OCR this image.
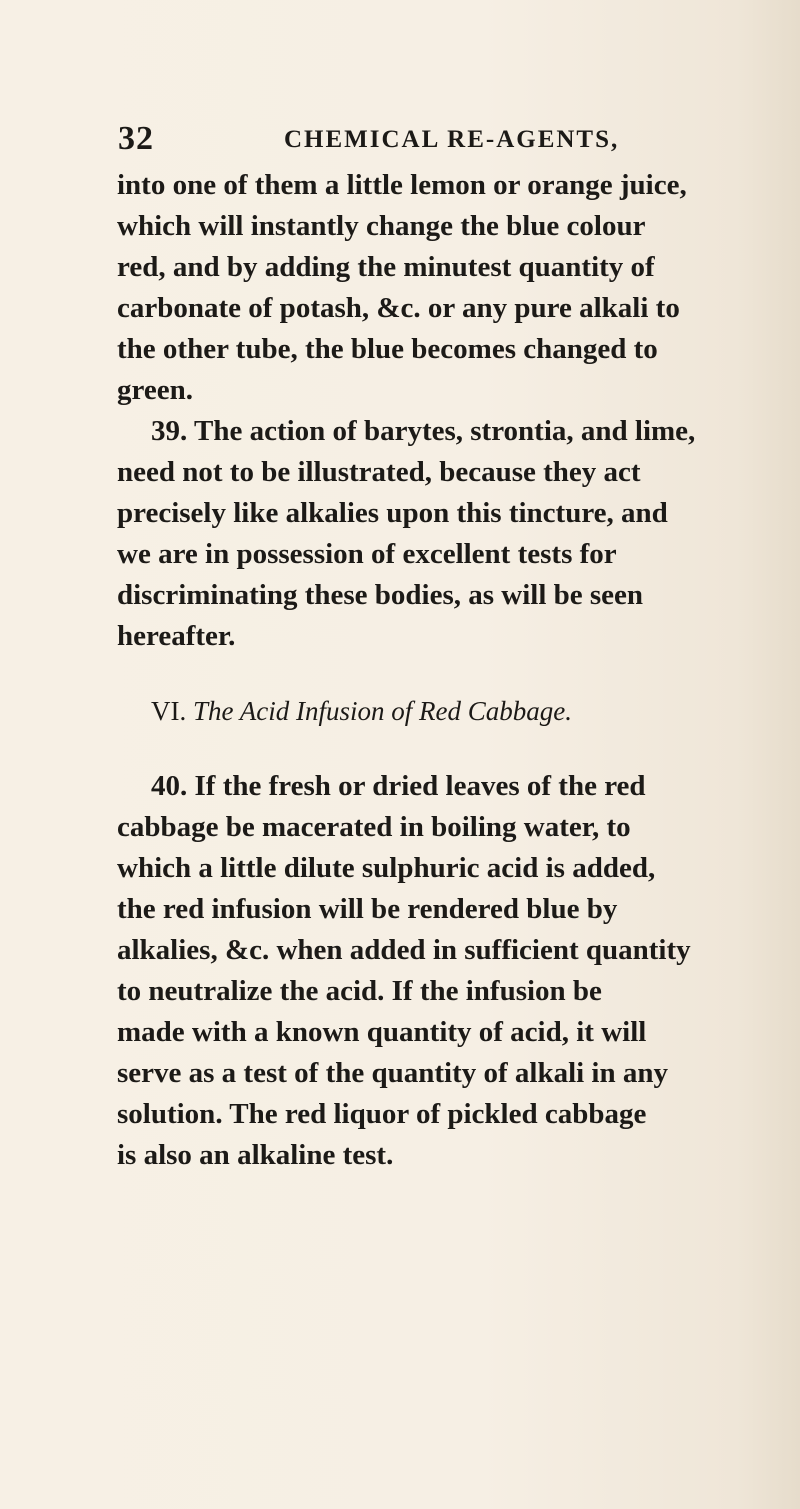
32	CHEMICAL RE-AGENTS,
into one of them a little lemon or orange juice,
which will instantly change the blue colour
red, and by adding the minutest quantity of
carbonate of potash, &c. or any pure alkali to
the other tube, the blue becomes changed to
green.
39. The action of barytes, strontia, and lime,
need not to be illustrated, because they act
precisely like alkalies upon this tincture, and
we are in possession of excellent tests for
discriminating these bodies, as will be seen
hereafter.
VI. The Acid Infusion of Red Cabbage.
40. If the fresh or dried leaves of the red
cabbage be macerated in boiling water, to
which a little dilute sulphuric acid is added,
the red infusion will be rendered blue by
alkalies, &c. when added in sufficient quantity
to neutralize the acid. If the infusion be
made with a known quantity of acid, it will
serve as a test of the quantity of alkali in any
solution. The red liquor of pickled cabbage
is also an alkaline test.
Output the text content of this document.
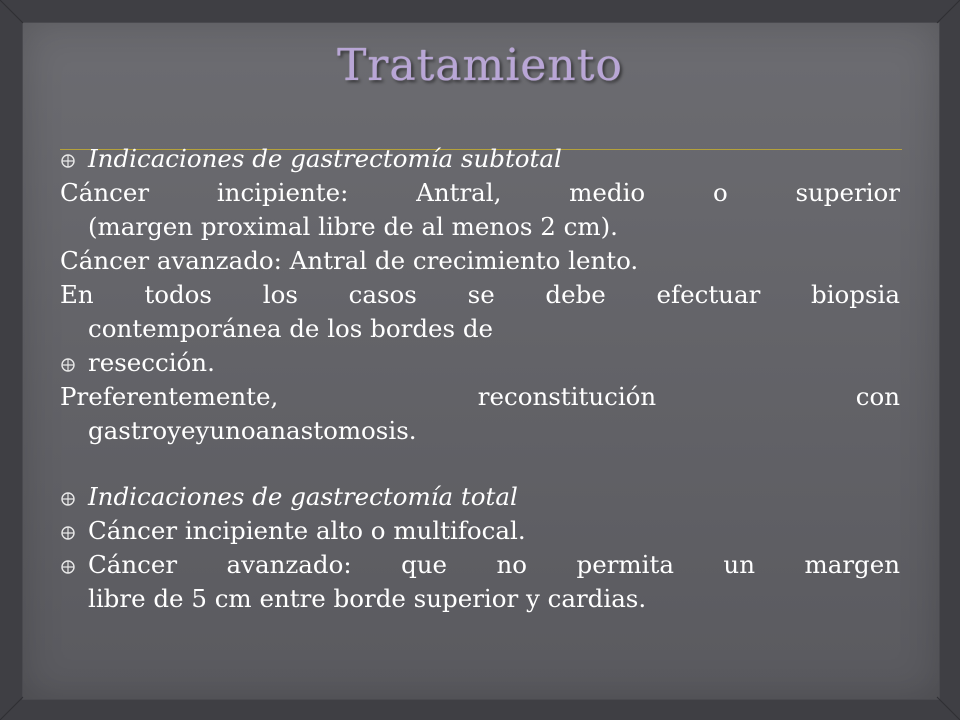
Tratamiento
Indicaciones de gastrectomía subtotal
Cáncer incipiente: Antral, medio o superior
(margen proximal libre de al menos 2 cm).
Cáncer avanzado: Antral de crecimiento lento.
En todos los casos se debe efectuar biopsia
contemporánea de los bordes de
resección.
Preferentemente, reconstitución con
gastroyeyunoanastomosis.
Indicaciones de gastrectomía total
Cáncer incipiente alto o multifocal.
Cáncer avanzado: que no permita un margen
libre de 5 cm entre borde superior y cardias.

---

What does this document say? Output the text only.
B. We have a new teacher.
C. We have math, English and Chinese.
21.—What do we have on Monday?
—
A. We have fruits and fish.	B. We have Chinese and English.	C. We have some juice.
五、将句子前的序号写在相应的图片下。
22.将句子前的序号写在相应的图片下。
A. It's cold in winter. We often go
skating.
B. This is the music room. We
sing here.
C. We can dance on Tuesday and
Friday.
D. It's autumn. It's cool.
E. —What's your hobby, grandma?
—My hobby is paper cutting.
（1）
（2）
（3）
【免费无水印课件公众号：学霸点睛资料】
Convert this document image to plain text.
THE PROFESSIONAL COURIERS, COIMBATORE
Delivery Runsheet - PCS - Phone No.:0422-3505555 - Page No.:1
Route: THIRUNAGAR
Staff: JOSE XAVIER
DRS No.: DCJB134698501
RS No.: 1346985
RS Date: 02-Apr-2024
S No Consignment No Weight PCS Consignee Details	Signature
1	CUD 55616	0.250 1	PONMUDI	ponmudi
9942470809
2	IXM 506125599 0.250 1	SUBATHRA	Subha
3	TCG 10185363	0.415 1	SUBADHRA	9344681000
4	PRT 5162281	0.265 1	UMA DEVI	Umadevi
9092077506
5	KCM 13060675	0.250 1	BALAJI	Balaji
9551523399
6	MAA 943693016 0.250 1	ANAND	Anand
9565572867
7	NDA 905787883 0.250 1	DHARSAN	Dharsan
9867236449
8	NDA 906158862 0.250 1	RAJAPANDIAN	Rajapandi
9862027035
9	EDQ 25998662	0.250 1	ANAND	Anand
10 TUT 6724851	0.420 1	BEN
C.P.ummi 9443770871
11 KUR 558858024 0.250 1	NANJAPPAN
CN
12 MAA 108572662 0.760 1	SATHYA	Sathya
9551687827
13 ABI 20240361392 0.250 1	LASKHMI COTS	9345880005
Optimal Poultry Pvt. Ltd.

**Written task**
From the listing above, copy all lines holding the word "superior".

**Response**
Cáncer incipiente: Antral, medio o superior
libre de 5 cm entre borde superior y cardias.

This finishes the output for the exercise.